# STATED TASK
Where a line contains the word "walki", copy that line.

(Collected data)
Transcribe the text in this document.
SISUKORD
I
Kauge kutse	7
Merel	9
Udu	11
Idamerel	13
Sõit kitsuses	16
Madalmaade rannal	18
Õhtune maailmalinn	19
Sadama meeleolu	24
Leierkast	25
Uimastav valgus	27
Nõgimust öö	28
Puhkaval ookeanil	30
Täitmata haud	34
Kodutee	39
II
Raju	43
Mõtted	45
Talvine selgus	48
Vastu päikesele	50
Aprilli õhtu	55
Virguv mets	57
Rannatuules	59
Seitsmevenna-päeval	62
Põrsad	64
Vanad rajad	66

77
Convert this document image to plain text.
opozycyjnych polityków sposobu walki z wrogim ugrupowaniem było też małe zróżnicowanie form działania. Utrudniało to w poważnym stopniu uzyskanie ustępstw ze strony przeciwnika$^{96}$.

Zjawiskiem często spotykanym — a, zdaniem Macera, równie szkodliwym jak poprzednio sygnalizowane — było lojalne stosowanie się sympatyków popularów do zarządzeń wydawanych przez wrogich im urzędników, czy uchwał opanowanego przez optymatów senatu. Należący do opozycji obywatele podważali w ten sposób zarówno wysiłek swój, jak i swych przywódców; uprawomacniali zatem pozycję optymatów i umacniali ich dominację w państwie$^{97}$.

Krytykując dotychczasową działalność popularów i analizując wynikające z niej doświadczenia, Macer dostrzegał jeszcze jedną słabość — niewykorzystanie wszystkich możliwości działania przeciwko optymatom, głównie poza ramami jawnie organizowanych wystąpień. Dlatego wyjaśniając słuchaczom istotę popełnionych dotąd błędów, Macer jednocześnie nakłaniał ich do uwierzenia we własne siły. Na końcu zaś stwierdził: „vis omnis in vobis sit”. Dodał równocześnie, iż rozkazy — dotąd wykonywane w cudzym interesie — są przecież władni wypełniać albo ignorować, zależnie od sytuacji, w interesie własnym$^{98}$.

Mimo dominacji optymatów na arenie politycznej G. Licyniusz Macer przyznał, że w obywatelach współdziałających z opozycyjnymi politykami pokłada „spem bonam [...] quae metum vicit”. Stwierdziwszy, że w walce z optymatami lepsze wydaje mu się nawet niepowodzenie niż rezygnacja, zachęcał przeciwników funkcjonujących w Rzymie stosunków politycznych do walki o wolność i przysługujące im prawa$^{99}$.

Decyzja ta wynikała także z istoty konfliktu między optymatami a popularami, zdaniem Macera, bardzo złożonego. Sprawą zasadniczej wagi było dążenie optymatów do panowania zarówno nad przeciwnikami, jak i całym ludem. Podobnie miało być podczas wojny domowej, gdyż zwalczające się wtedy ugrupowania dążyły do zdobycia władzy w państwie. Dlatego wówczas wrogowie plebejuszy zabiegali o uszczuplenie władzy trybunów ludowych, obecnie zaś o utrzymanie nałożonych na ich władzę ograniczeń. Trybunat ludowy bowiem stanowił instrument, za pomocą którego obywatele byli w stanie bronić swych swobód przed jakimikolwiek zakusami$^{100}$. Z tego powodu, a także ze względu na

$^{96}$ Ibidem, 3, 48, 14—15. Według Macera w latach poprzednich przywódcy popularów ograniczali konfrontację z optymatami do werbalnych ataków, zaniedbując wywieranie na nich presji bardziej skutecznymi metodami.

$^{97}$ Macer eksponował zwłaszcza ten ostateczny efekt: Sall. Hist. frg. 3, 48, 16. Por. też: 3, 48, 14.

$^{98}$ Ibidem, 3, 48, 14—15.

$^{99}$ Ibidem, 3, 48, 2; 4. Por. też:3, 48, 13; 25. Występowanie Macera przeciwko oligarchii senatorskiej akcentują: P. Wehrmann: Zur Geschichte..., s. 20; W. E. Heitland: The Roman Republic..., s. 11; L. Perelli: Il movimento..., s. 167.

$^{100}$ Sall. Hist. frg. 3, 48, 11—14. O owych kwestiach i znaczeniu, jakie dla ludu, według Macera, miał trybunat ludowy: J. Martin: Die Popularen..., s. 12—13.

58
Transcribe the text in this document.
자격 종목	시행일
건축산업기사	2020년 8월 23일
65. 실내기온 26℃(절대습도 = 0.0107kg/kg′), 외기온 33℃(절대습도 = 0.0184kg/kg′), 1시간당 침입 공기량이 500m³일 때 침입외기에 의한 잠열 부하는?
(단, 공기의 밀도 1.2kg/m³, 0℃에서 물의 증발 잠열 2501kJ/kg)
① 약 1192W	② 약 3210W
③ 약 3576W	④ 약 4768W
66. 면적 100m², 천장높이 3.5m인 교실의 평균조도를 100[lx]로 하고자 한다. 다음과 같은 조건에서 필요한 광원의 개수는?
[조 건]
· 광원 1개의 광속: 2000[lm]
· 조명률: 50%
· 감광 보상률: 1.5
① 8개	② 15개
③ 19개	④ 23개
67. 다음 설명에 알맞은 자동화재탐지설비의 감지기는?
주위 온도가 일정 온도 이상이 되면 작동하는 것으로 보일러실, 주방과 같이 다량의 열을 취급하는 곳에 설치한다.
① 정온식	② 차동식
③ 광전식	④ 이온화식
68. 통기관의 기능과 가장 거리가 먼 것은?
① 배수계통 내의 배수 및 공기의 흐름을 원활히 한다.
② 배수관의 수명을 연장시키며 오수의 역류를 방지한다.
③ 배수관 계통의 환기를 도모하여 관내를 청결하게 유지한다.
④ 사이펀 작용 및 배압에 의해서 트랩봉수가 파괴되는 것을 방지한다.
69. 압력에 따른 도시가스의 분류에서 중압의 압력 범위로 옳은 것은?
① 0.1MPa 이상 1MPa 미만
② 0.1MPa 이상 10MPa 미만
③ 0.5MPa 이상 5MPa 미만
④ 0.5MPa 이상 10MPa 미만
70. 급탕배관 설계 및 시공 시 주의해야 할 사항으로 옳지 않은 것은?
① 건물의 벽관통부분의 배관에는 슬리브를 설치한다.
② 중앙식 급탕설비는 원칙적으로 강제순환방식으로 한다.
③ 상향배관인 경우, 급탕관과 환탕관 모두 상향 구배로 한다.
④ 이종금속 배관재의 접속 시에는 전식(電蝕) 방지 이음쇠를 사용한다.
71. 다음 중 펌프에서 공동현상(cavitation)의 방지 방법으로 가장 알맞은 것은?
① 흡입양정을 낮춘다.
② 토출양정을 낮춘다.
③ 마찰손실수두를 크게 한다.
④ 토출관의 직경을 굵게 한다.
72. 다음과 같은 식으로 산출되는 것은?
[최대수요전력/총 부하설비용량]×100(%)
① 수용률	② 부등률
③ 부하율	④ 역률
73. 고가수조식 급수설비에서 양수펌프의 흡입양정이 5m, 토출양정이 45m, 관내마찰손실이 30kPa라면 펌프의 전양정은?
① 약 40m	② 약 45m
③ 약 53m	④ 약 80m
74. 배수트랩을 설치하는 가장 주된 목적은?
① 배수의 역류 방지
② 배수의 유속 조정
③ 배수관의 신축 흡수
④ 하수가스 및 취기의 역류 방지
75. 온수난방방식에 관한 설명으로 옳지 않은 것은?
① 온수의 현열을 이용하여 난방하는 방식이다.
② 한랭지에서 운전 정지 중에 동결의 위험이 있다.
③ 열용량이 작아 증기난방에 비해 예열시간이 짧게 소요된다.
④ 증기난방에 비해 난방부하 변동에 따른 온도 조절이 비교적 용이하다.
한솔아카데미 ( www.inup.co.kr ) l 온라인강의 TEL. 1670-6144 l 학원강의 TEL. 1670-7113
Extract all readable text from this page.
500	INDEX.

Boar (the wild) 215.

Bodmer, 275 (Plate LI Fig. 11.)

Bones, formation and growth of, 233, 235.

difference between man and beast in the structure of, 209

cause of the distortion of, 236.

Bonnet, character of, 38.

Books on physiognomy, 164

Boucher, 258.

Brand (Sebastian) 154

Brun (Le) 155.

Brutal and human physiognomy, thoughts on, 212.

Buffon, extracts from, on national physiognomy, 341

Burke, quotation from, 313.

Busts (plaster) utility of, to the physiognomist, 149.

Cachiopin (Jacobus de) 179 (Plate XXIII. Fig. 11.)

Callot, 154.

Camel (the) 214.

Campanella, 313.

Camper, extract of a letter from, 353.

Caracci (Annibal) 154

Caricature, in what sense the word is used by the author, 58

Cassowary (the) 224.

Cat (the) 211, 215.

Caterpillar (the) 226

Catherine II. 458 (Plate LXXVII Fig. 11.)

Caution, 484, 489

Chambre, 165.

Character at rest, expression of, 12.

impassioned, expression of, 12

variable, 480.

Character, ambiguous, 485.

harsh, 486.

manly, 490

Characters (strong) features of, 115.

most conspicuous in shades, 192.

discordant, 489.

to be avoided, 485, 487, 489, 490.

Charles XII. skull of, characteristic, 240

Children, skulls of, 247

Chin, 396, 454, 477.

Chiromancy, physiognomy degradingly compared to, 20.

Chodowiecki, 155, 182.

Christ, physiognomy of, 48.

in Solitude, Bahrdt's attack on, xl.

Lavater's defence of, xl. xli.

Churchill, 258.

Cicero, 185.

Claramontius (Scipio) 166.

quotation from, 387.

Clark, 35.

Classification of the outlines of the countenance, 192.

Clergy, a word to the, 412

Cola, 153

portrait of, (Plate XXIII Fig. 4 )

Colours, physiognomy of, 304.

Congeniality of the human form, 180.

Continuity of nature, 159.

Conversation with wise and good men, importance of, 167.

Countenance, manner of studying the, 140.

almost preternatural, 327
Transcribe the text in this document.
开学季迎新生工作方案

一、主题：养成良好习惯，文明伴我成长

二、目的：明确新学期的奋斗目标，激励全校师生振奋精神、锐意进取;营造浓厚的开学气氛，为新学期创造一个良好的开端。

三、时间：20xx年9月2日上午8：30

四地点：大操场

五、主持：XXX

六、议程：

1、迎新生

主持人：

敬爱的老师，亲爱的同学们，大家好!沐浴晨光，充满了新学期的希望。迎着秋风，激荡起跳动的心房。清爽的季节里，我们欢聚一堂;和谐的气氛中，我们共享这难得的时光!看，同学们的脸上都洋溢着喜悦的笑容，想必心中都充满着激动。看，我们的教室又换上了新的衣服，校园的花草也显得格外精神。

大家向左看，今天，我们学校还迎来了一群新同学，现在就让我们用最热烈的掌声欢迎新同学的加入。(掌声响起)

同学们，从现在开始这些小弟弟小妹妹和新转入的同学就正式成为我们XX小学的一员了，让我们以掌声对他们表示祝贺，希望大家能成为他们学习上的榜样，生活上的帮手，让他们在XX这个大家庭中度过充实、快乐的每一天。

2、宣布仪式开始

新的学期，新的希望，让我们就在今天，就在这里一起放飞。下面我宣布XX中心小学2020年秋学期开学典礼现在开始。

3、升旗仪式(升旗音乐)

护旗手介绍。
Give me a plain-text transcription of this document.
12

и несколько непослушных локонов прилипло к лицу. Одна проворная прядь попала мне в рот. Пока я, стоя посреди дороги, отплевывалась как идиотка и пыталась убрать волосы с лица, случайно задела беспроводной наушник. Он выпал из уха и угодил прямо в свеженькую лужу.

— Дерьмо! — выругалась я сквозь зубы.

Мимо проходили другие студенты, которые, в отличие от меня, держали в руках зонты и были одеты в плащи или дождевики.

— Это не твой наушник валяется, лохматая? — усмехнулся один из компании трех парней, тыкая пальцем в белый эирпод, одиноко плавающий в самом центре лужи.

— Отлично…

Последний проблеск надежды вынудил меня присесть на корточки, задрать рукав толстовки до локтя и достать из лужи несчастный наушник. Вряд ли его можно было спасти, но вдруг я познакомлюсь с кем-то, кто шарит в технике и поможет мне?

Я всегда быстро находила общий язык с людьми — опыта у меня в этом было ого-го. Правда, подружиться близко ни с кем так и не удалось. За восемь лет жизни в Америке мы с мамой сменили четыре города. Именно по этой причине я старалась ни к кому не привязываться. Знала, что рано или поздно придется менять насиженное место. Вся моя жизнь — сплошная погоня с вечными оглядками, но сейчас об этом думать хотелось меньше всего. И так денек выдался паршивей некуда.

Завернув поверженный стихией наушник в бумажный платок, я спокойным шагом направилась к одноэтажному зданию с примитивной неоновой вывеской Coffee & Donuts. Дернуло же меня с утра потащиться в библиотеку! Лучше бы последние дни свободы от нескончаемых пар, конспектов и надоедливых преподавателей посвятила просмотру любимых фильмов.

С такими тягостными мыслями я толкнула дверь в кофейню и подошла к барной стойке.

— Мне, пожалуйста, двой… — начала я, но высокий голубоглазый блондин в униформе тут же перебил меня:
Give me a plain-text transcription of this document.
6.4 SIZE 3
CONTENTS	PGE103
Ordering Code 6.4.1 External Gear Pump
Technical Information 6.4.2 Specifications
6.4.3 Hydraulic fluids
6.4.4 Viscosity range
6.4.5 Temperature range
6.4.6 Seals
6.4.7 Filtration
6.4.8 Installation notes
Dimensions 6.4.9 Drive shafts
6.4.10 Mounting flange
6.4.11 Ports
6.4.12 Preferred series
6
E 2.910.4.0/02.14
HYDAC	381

# EXERCISE RESULT
opozycyjnych polityków sposobu walki z wrogim ugrupowaniem było też małe zróżnicowanie form działania. Utrudniało to w poważnym stopniu uzyskanie ustępstw ze strony przeciwnika$^{96}$.
Mimo dominacji optymatów na arenie politycznej G. Licyniusz Macer przyznał, że w obywatelach współdziałających z opozycyjnymi politykami pokłada „spem bonam [...] quae metum vicit”. Stwierdziwszy, że w walce z optymatami lepsze wydaje mu się nawet niepowodzenie niż rezygnacja, zachęcał przeciwników funkcjonujących w Rzymie stosunków politycznych do walki o wolność i przysługujące im prawa$^{99}$.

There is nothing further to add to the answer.